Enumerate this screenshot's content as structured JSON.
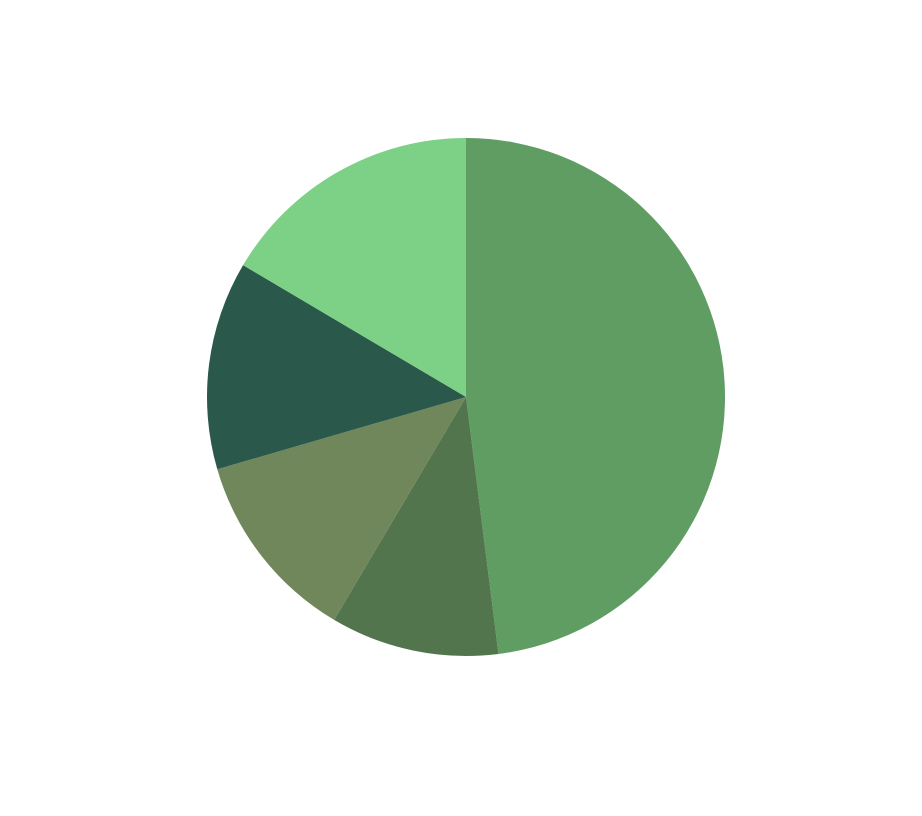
{
  "chart_data": {
    "type": "pie",
    "start_angle_deg": 90,
    "direction": "clockwise",
    "slices": [
      {
        "value": 48.0,
        "color": "#5f9d63"
      },
      {
        "value": 10.5,
        "color": "#52754d"
      },
      {
        "value": 12.0,
        "color": "#6f875b"
      },
      {
        "value": 13.0,
        "color": "#2a594b"
      },
      {
        "value": 16.5,
        "color": "#7dd186"
      }
    ]
  }
}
━━━
• **Work to be completed**
Reproduce the records, all of them, word for word; omit the pictures.

• **Response to the task**
Enumerate this screenshot's content as structured JSON.
{
  "chart_data": {
    "type": "pie",
    "start_angle_deg": 90,
    "direction": "clockwise",
    "slices": [
      {
        "value": 48.0,
        "color": "#5f9d63"
      },
      {
        "value": 10.5,
        "color": "#52754d"
      },
      {
        "value": 12.0,
        "color": "#6f875b"
      },
      {
        "value": 13.0,
        "color": "#2a594b"
      },
      {
        "value": 16.5,
        "color": "#7dd186"
      }
    ]
  }
}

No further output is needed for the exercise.